# [PROBLEM REQUIREMENTS]
Using the listing below, copy every line that mentions "деревянные".

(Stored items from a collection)
Start

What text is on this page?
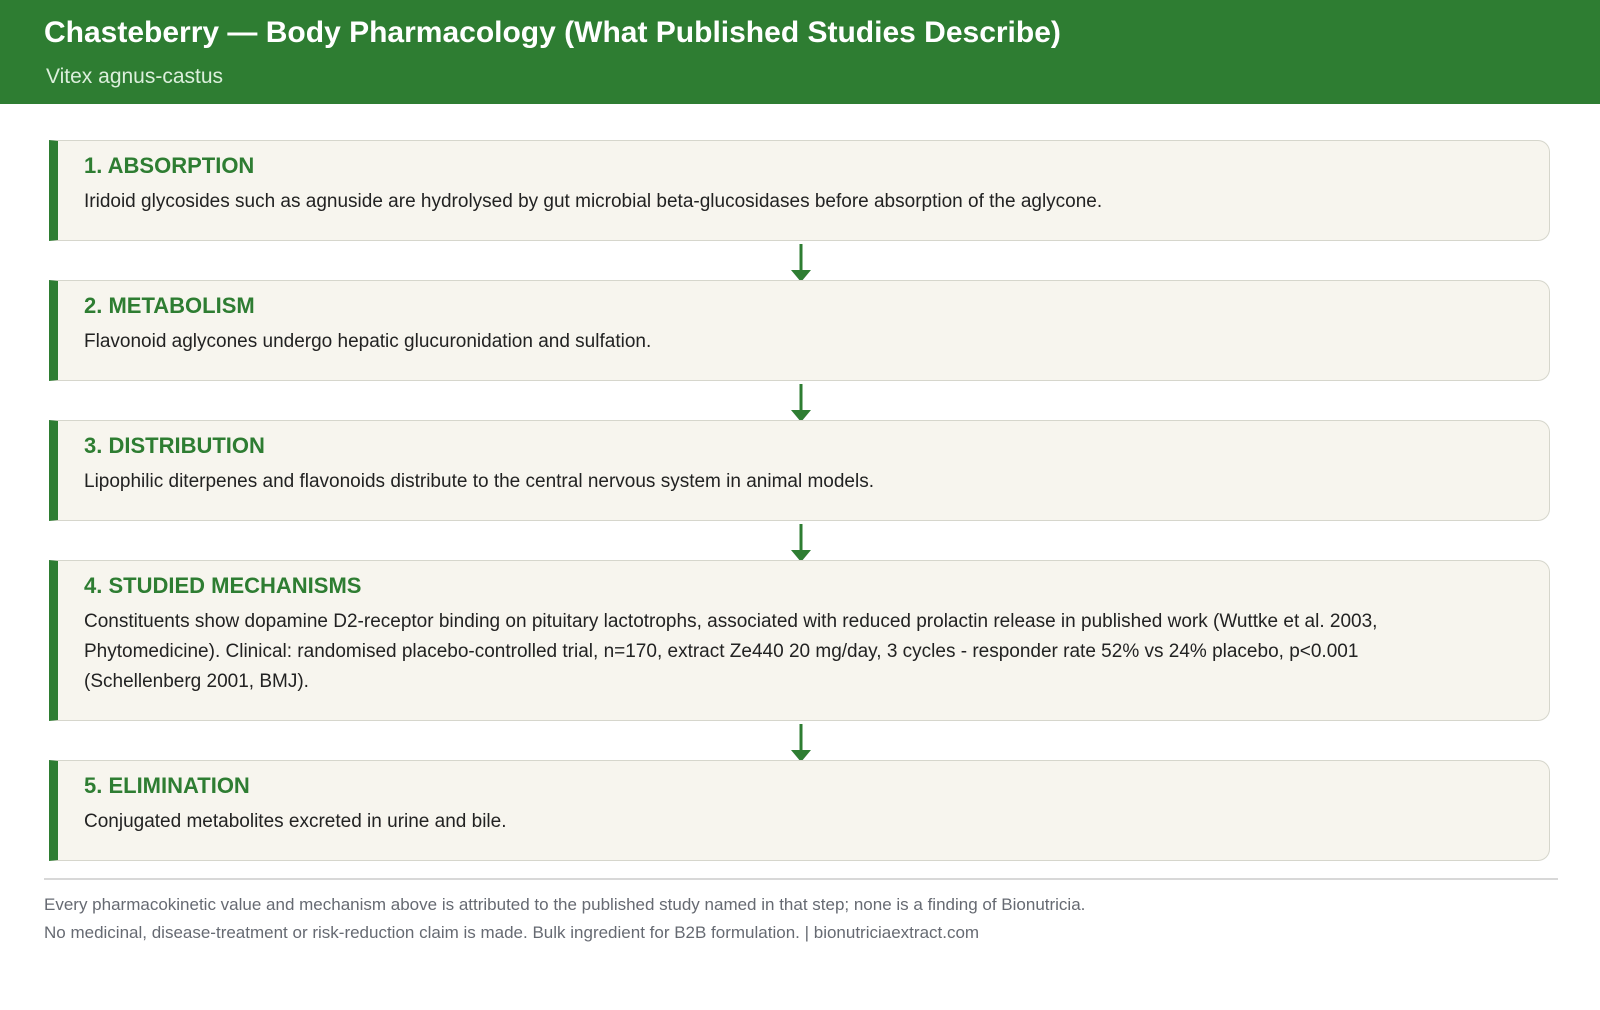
Chasteberry — Body Pharmacology (What Published Studies Describe)
Vitex agnus-castus
1. ABSORPTION
Iridoid glycosides such as agnuside are hydrolysed by gut microbial beta-glucosidases before absorption of the aglycone.
2. METABOLISM
Flavonoid aglycones undergo hepatic glucuronidation and sulfation.
3. DISTRIBUTION
Lipophilic diterpenes and flavonoids distribute to the central nervous system in animal models.
4. STUDIED MECHANISMS
Constituents show dopamine D2-receptor binding on pituitary lactotrophs, associated with reduced prolactin release in published work (Wuttke et al. 2003, Phytomedicine). Clinical: randomised placebo-controlled trial, n=170, extract Ze440 20 mg/day, 3 cycles - responder rate 52% vs 24% placebo, p<0.001 (Schellenberg 2001, BMJ).
5. ELIMINATION
Conjugated metabolites excreted in urine and bile.
Every pharmacokinetic value and mechanism above is attributed to the published study named in that step; none is a finding of Bionutricia.
No medicinal, disease-treatment or risk-reduction claim is made. Bulk ingredient for B2B formulation. | bionutriciaextract.com
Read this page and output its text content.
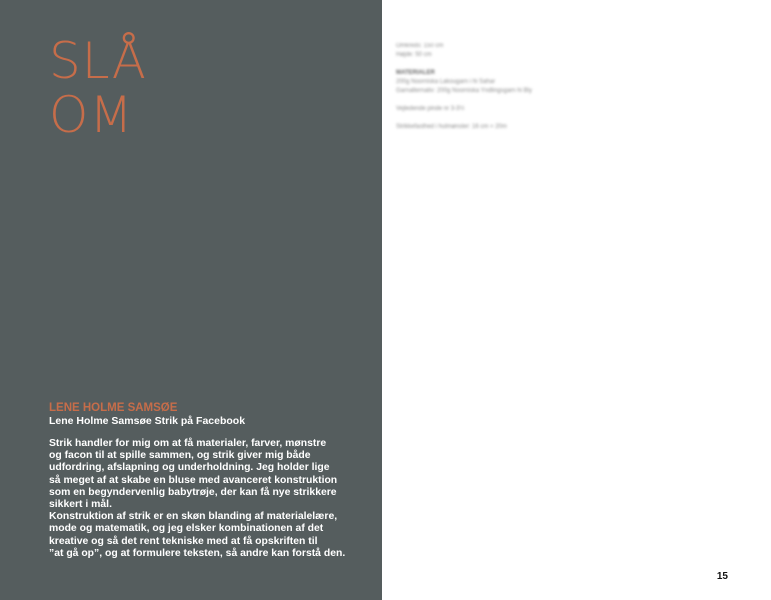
SLÅ
OM
LENE HOLME SAMSØE
Lene Holme Samsøe Strik på Facebook

Strik handler for mig om at få materialer, farver, mønstre

og facon til at spille sammen, og strik giver mig både

udfordring, afslapning og underholdning. Jeg holder lige

så meget af at skabe en bluse med avanceret konstruktion

som en begyndervenlig babytrøje, der kan få nye strikkere

sikkert i mål.

Konstruktion af strik er en skøn blanding af materialelære,

mode og matematik, og jeg elsker kombinationen af det

kreative og så det rent tekniske med at få opskriften til

”at gå op”, og at formulere teksten, så andre kan forstå den.

Omkreds: 150 cm
Højde: 50 cm
MATERIALER
200g Noorniska Lakougarn i hi Sahar
Garnalternativ: 200g Noorniska Yndlingsgarn hi Bly
Vejledende pinde nr 3-3½
Strikkefasthed i hulmønster: 16 cm = 20m
15
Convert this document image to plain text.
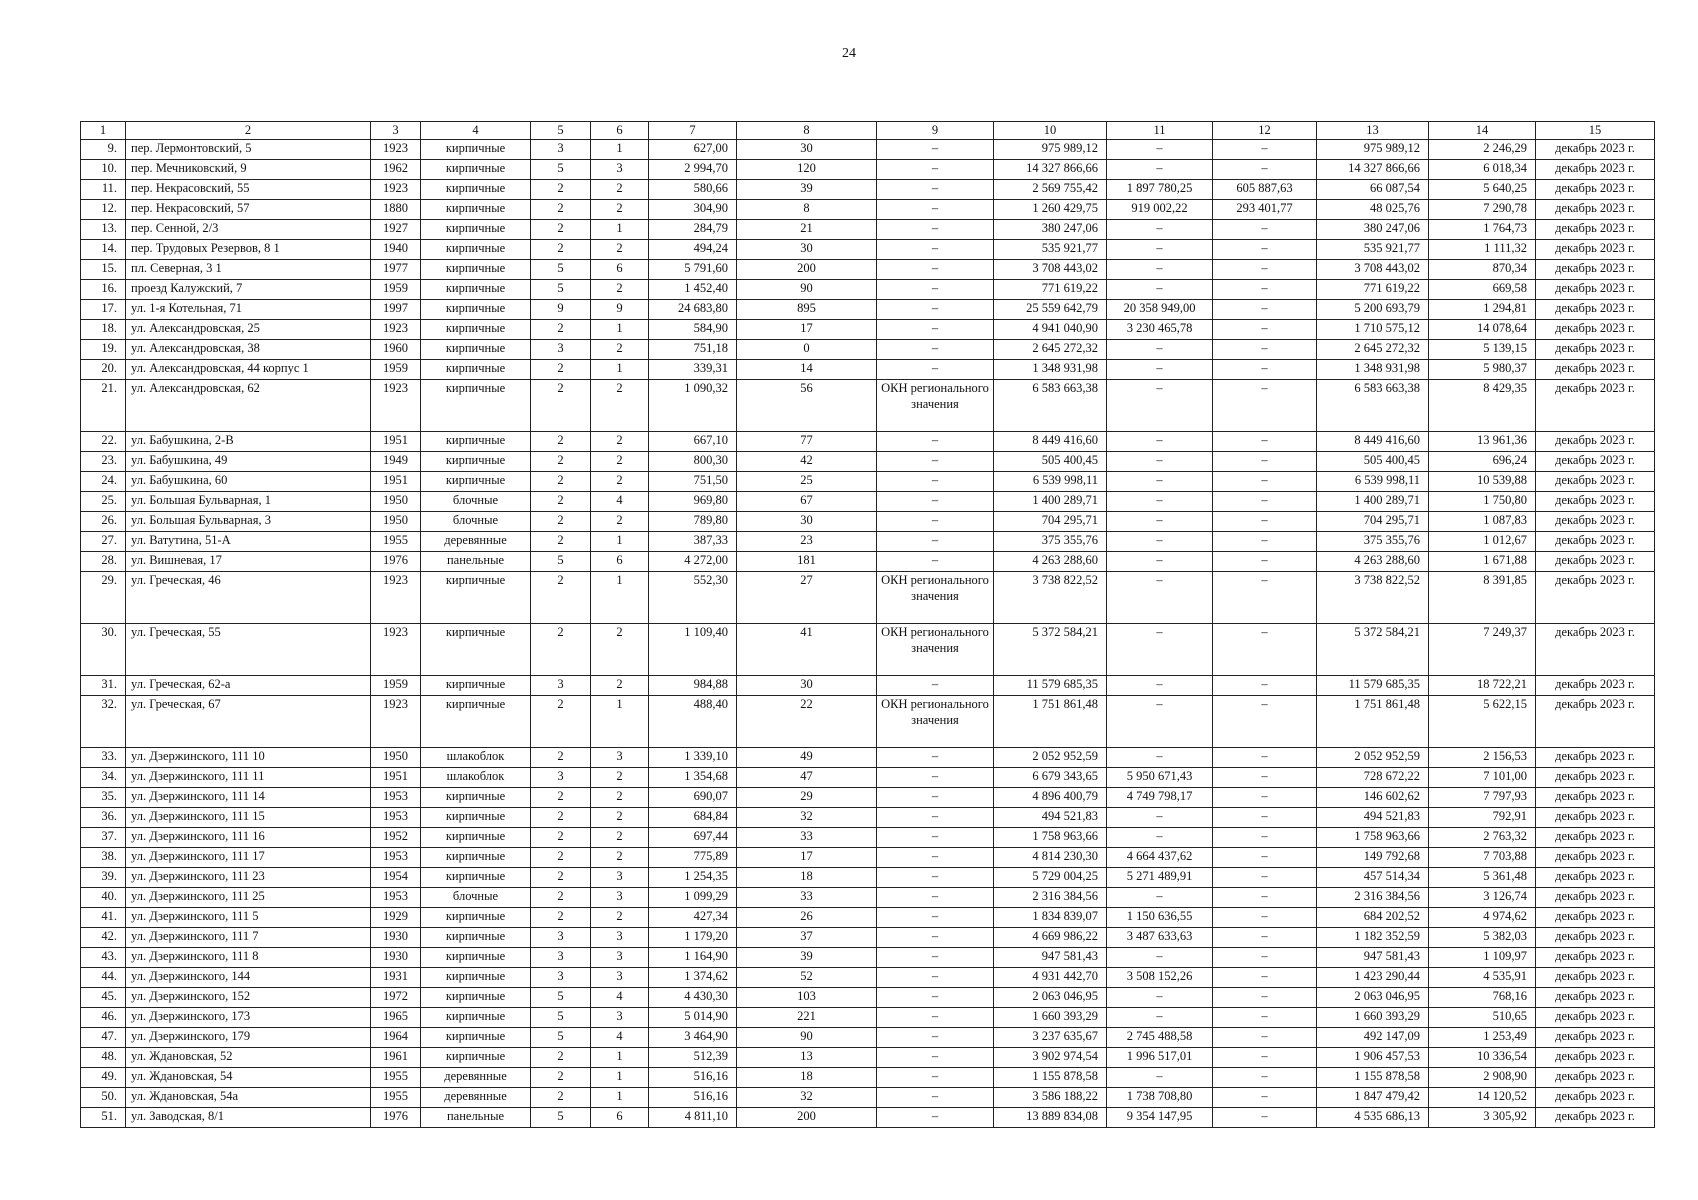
24
1	2	3	4	5	6	7	8	9	10	11	12	13	14	15
9.	пер. Лермонтовский, 5	1923	кирпичные	3	1	627,00	30	–	975 989,12	–	–	975 989,12	2 246,29	декабрь 2023 г.
10.	пер. Мечниковский, 9	1962	кирпичные	5	3	2 994,70	120	–	14 327 866,66	–	–	14 327 866,66	6 018,34	декабрь 2023 г.
11.	пер. Некрасовский, 55	1923	кирпичные	2	2	580,66	39	–	2 569 755,42	1 897 780,25	605 887,63	66 087,54	5 640,25	декабрь 2023 г.
12.	пер. Некрасовский, 57	1880	кирпичные	2	2	304,90	8	–	1 260 429,75	919 002,22	293 401,77	48 025,76	7 290,78	декабрь 2023 г.
13.	пер. Сенной, 2/3	1927	кирпичные	2	1	284,79	21	–	380 247,06	–	–	380 247,06	1 764,73	декабрь 2023 г.
14.	пер. Трудовых Резервов, 8 1	1940	кирпичные	2	2	494,24	30	–	535 921,77	–	–	535 921,77	1 111,32	декабрь 2023 г.
15.	пл. Северная, 3 1	1977	кирпичные	5	6	5 791,60	200	–	3 708 443,02	–	–	3 708 443,02	870,34	декабрь 2023 г.
16.	проезд Калужский, 7	1959	кирпичные	5	2	1 452,40	90	–	771 619,22	–	–	771 619,22	669,58	декабрь 2023 г.
17.	ул. 1-я Котельная, 71	1997	кирпичные	9	9	24 683,80	895	–	25 559 642,79	20 358 949,00	–	5 200 693,79	1 294,81	декабрь 2023 г.
18.	ул. Александровская, 25	1923	кирпичные	2	1	584,90	17	–	4 941 040,90	3 230 465,78	–	1 710 575,12	14 078,64	декабрь 2023 г.
19.	ул. Александровская, 38	1960	кирпичные	3	2	751,18	0	–	2 645 272,32	–	–	2 645 272,32	5 139,15	декабрь 2023 г.
20.	ул. Александровская, 44 корпус 1	1959	кирпичные	2	1	339,31	14	–	1 348 931,98	–	–	1 348 931,98	5 980,37	декабрь 2023 г.
21.	ул. Александровская, 62	1923	кирпичные	2	2	1 090,32	56	ОКН регионального значения	6 583 663,38	–	–	6 583 663,38	8 429,35	декабрь 2023 г.
22.	ул. Бабушкина, 2-В	1951	кирпичные	2	2	667,10	77	–	8 449 416,60	–	–	8 449 416,60	13 961,36	декабрь 2023 г.
23.	ул. Бабушкина, 49	1949	кирпичные	2	2	800,30	42	–	505 400,45	–	–	505 400,45	696,24	декабрь 2023 г.
24.	ул. Бабушкина, 60	1951	кирпичные	2	2	751,50	25	–	6 539 998,11	–	–	6 539 998,11	10 539,88	декабрь 2023 г.
25.	ул. Большая Бульварная, 1	1950	блочные	2	4	969,80	67	–	1 400 289,71	–	–	1 400 289,71	1 750,80	декабрь 2023 г.
26.	ул. Большая Бульварная, 3	1950	блочные	2	2	789,80	30	–	704 295,71	–	–	704 295,71	1 087,83	декабрь 2023 г.
27.	ул. Ватутина, 51-А	1955	деревянные	2	1	387,33	23	–	375 355,76	–	–	375 355,76	1 012,67	декабрь 2023 г.
28.	ул. Вишневая, 17	1976	панельные	5	6	4 272,00	181	–	4 263 288,60	–	–	4 263 288,60	1 671,88	декабрь 2023 г.
29.	ул. Греческая, 46	1923	кирпичные	2	1	552,30	27	ОКН регионального значения	3 738 822,52	–	–	3 738 822,52	8 391,85	декабрь 2023 г.
30.	ул. Греческая, 55	1923	кирпичные	2	2	1 109,40	41	ОКН регионального значения	5 372 584,21	–	–	5 372 584,21	7 249,37	декабрь 2023 г.
31.	ул. Греческая, 62-а	1959	кирпичные	3	2	984,88	30	–	11 579 685,35	–	–	11 579 685,35	18 722,21	декабрь 2023 г.
32.	ул. Греческая, 67	1923	кирпичные	2	1	488,40	22	ОКН регионального значения	1 751 861,48	–	–	1 751 861,48	5 622,15	декабрь 2023 г.
33.	ул. Дзержинского, 111 10	1950	шлакоблок	2	3	1 339,10	49	–	2 052 952,59	–	–	2 052 952,59	2 156,53	декабрь 2023 г.
34.	ул. Дзержинского, 111 11	1951	шлакоблок	3	2	1 354,68	47	–	6 679 343,65	5 950 671,43	–	728 672,22	7 101,00	декабрь 2023 г.
35.	ул. Дзержинского, 111 14	1953	кирпичные	2	2	690,07	29	–	4 896 400,79	4 749 798,17	–	146 602,62	7 797,93	декабрь 2023 г.
36.	ул. Дзержинского, 111 15	1953	кирпичные	2	2	684,84	32	–	494 521,83	–	–	494 521,83	792,91	декабрь 2023 г.
37.	ул. Дзержинского, 111 16	1952	кирпичные	2	2	697,44	33	–	1 758 963,66	–	–	1 758 963,66	2 763,32	декабрь 2023 г.
38.	ул. Дзержинского, 111 17	1953	кирпичные	2	2	775,89	17	–	4 814 230,30	4 664 437,62	–	149 792,68	7 703,88	декабрь 2023 г.
39.	ул. Дзержинского, 111 23	1954	кирпичные	2	3	1 254,35	18	–	5 729 004,25	5 271 489,91	–	457 514,34	5 361,48	декабрь 2023 г.
40.	ул. Дзержинского, 111 25	1953	блочные	2	3	1 099,29	33	–	2 316 384,56	–	–	2 316 384,56	3 126,74	декабрь 2023 г.
41.	ул. Дзержинского, 111 5	1929	кирпичные	2	2	427,34	26	–	1 834 839,07	1 150 636,55	–	684 202,52	4 974,62	декабрь 2023 г.
42.	ул. Дзержинского, 111 7	1930	кирпичные	3	3	1 179,20	37	–	4 669 986,22	3 487 633,63	–	1 182 352,59	5 382,03	декабрь 2023 г.
43.	ул. Дзержинского, 111 8	1930	кирпичные	3	3	1 164,90	39	–	947 581,43	–	–	947 581,43	1 109,97	декабрь 2023 г.
44.	ул. Дзержинского, 144	1931	кирпичные	3	3	1 374,62	52	–	4 931 442,70	3 508 152,26	–	1 423 290,44	4 535,91	декабрь 2023 г.
45.	ул. Дзержинского, 152	1972	кирпичные	5	4	4 430,30	103	–	2 063 046,95	–	–	2 063 046,95	768,16	декабрь 2023 г.
46.	ул. Дзержинского, 173	1965	кирпичные	5	3	5 014,90	221	–	1 660 393,29	–	–	1 660 393,29	510,65	декабрь 2023 г.
47.	ул. Дзержинского, 179	1964	кирпичные	5	4	3 464,90	90	–	3 237 635,67	2 745 488,58	–	492 147,09	1 253,49	декабрь 2023 г.
48.	ул. Ждановская, 52	1961	кирпичные	2	1	512,39	13	–	3 902 974,54	1 996 517,01	–	1 906 457,53	10 336,54	декабрь 2023 г.
49.	ул. Ждановская, 54	1955	деревянные	2	1	516,16	18	–	1 155 878,58	–	–	1 155 878,58	2 908,90	декабрь 2023 г.
50.	ул. Ждановская, 54а	1955	деревянные	2	1	516,16	32	–	3 586 188,22	1 738 708,80	–	1 847 479,42	14 120,52	декабрь 2023 г.
51.	ул. Заводская, 8/1	1976	панельные	5	6	4 811,10	200	–	13 889 834,08	9 354 147,95	–	4 535 686,13	3 305,92	декабрь 2023 г.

End

# [CORRECT RESPONSE]
27.	ул. Ватутина, 51-А	1955	деревянные	2	1	387,33	23	–	375 355,76	–	–	375 355,76	1 012,67	декабрь 2023 г.
49.	ул. Ждановская, 54	1955	деревянные	2	1	516,16	18	–	1 155 878,58	–	–	1 155 878,58	2 908,90	декабрь 2023 г.
50.	ул. Ждановская, 54а	1955	деревянные	2	1	516,16	32	–	3 586 188,22	1 738 708,80	–	1 847 479,42	14 120,52	декабрь 2023 г.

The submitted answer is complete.